STATED PROBLEM:
Listed below are entries; give the number of lines among them that include "checkbox", and only that number.

INFORMATION SUPPLIED:
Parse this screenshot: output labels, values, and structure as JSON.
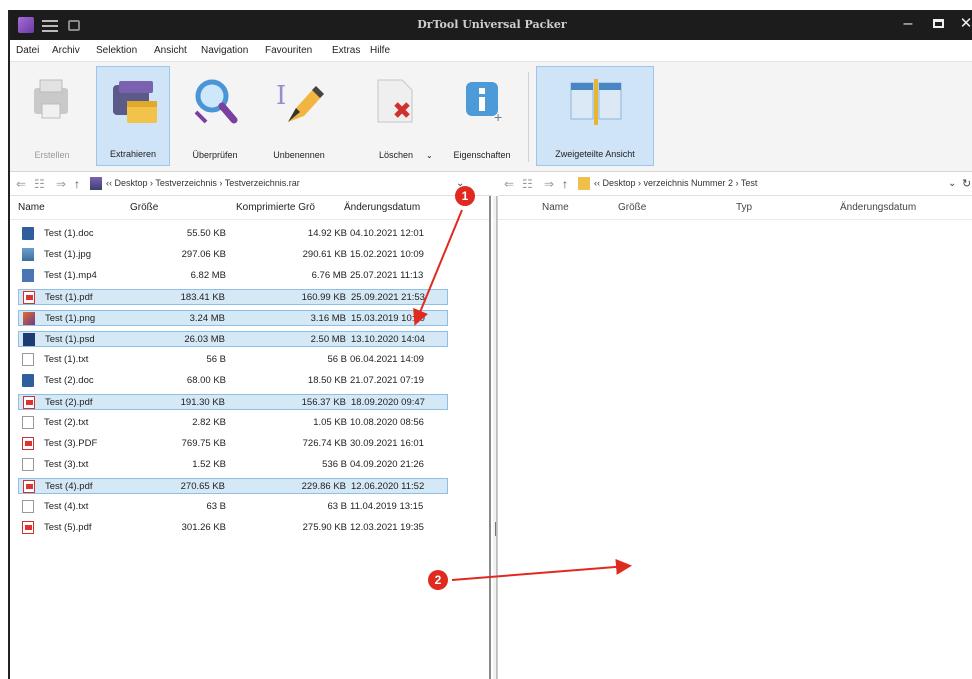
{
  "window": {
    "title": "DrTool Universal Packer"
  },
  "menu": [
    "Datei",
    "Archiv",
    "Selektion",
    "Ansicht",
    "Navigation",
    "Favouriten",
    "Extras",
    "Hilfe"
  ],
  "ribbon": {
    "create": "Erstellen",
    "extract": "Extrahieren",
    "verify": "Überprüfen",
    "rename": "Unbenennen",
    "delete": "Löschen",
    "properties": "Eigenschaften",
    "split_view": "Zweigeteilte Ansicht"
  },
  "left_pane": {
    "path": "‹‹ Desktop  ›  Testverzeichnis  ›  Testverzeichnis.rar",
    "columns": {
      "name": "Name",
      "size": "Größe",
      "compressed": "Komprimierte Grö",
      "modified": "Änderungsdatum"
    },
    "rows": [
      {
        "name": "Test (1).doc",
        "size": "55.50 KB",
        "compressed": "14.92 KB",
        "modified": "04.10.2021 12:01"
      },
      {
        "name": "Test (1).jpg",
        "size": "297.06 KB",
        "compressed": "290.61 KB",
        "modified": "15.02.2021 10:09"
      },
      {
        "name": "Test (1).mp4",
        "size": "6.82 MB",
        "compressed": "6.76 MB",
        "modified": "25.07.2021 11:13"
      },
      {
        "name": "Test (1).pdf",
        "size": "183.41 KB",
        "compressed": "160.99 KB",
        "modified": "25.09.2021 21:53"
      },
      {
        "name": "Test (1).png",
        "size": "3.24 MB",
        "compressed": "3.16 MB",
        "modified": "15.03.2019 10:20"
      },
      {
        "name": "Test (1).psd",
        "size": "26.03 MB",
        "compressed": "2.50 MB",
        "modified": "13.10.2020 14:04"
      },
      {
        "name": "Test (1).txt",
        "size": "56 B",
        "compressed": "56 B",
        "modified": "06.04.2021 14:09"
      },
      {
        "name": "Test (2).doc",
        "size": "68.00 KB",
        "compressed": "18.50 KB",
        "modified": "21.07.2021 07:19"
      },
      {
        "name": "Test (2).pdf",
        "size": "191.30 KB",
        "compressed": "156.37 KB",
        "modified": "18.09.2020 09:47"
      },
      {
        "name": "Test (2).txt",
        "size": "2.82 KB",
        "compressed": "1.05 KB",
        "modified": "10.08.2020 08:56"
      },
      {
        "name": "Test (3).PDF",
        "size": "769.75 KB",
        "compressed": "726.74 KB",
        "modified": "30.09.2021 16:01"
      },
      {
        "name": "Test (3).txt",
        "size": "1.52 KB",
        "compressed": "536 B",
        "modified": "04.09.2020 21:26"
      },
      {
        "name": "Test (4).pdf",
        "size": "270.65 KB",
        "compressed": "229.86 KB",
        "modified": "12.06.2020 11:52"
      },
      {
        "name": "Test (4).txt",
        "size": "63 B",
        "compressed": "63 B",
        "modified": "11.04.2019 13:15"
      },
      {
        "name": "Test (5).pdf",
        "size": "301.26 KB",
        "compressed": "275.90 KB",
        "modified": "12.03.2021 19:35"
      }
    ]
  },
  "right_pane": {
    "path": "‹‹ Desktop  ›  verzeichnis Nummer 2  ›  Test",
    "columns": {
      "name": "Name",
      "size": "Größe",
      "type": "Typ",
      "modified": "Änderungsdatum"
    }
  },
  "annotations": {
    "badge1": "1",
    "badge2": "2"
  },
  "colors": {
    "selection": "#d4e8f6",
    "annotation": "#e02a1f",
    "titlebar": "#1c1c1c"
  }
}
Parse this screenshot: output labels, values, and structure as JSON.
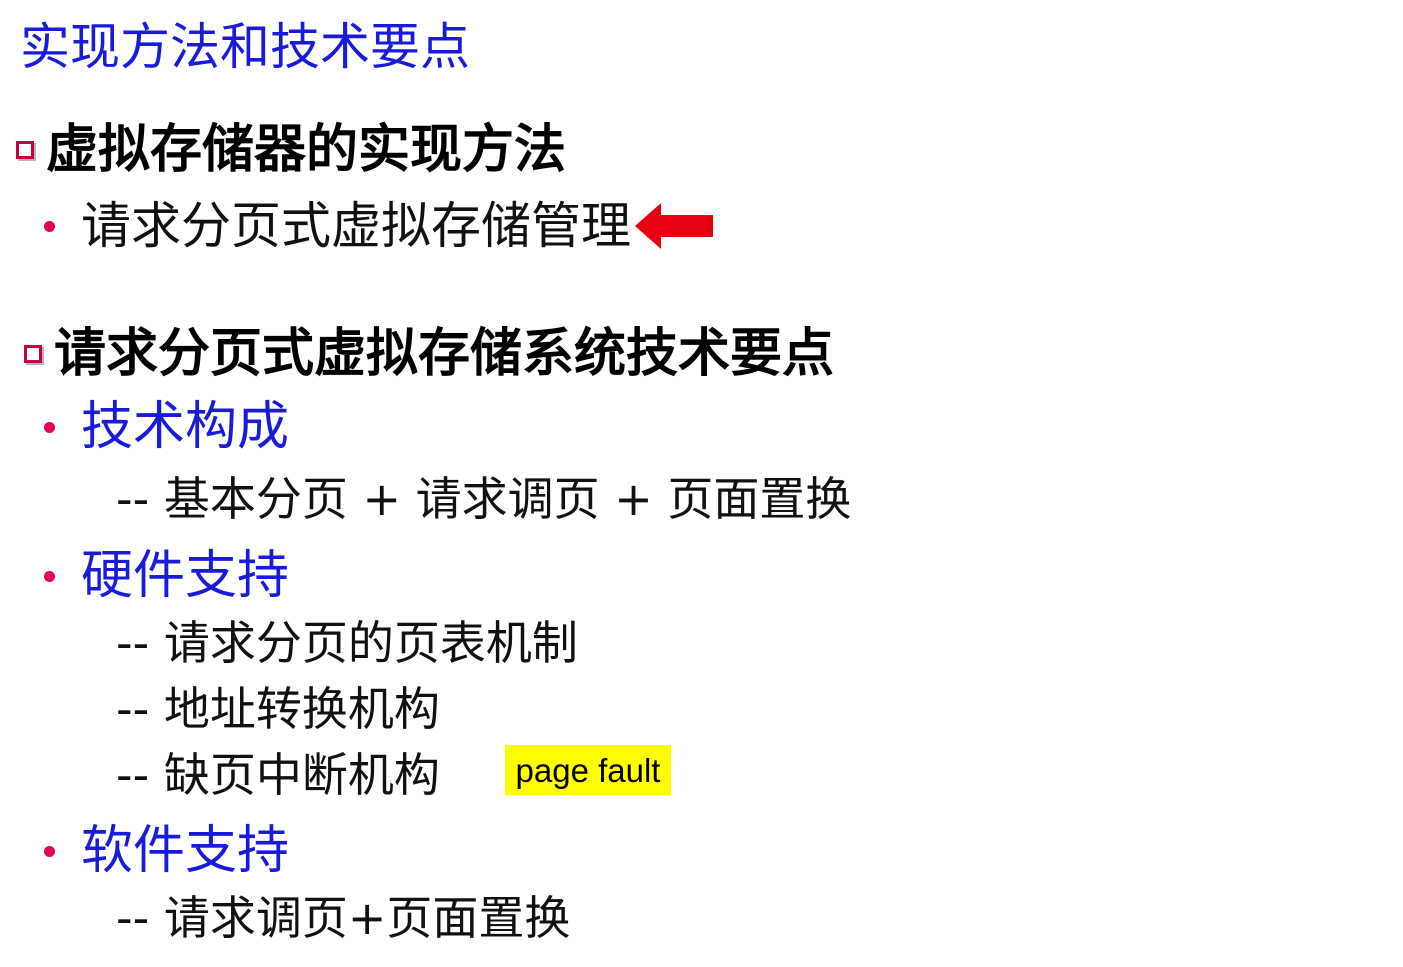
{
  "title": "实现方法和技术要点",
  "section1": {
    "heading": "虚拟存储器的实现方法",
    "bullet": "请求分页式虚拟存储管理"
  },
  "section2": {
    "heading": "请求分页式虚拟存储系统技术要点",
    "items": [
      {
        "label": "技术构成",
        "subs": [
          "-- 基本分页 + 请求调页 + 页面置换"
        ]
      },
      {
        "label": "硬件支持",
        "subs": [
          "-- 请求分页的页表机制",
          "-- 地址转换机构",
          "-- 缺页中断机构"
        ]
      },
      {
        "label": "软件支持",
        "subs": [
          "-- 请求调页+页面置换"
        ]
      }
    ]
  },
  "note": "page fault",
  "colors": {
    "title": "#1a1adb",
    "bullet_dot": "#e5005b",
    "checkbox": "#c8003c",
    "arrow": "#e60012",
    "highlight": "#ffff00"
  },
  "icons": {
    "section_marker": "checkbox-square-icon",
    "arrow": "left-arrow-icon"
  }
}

RESULT:
2